Please transcribe the data below exactly. Leave the pictures out.

◇ ◇ ◇ ◇ ◇ ◇ ◇

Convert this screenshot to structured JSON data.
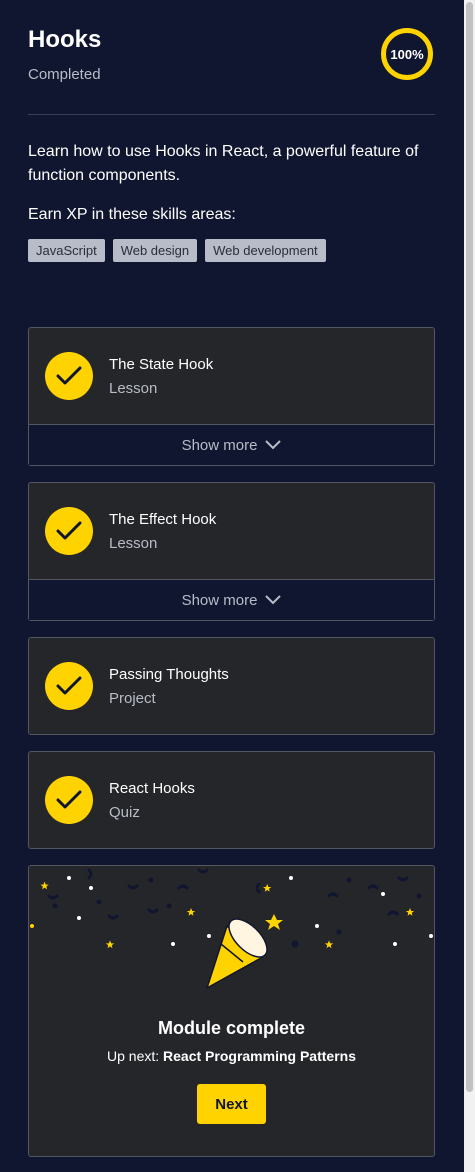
{
  "header": {
    "title": "Hooks",
    "status": "Completed",
    "progress": "100%"
  },
  "description": "Learn how to use Hooks in React, a powerful feature of function components.",
  "skills_heading": "Earn XP in these skills areas:",
  "skills": [
    "JavaScript",
    "Web design",
    "Web development"
  ],
  "items": [
    {
      "title": "The State Hook",
      "type": "Lesson",
      "show_more": "Show more"
    },
    {
      "title": "The Effect Hook",
      "type": "Lesson",
      "show_more": "Show more"
    },
    {
      "title": "Passing Thoughts",
      "type": "Project"
    },
    {
      "title": "React Hooks",
      "type": "Quiz"
    }
  ],
  "module_complete": {
    "title": "Module complete",
    "up_next_label": "Up next: ",
    "up_next_name": "React Programming Patterns",
    "next_button": "Next"
  },
  "colors": {
    "background": "#10162f",
    "card": "#252629",
    "accent": "#ffd300",
    "muted": "#b8bcc8"
  }
}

◇ ◇ ◇ ◇ ◇ ◇ ◇

— Answer —
Convert this screenshot to structured JSON data.
{
  "header": {
    "title": "Hooks",
    "status": "Completed",
    "progress": "100%"
  },
  "description": "Learn how to use Hooks in React, a powerful feature of function components.",
  "skills_heading": "Earn XP in these skills areas:",
  "skills": [
    "JavaScript",
    "Web design",
    "Web development"
  ],
  "items": [
    {
      "title": "The State Hook",
      "type": "Lesson",
      "show_more": "Show more"
    },
    {
      "title": "The Effect Hook",
      "type": "Lesson",
      "show_more": "Show more"
    },
    {
      "title": "Passing Thoughts",
      "type": "Project"
    },
    {
      "title": "React Hooks",
      "type": "Quiz"
    }
  ],
  "module_complete": {
    "title": "Module complete",
    "up_next_label": "Up next: ",
    "up_next_name": "React Programming Patterns",
    "next_button": "Next"
  },
  "colors": {
    "background": "#10162f",
    "card": "#252629",
    "accent": "#ffd300",
    "muted": "#b8bcc8"
  }
}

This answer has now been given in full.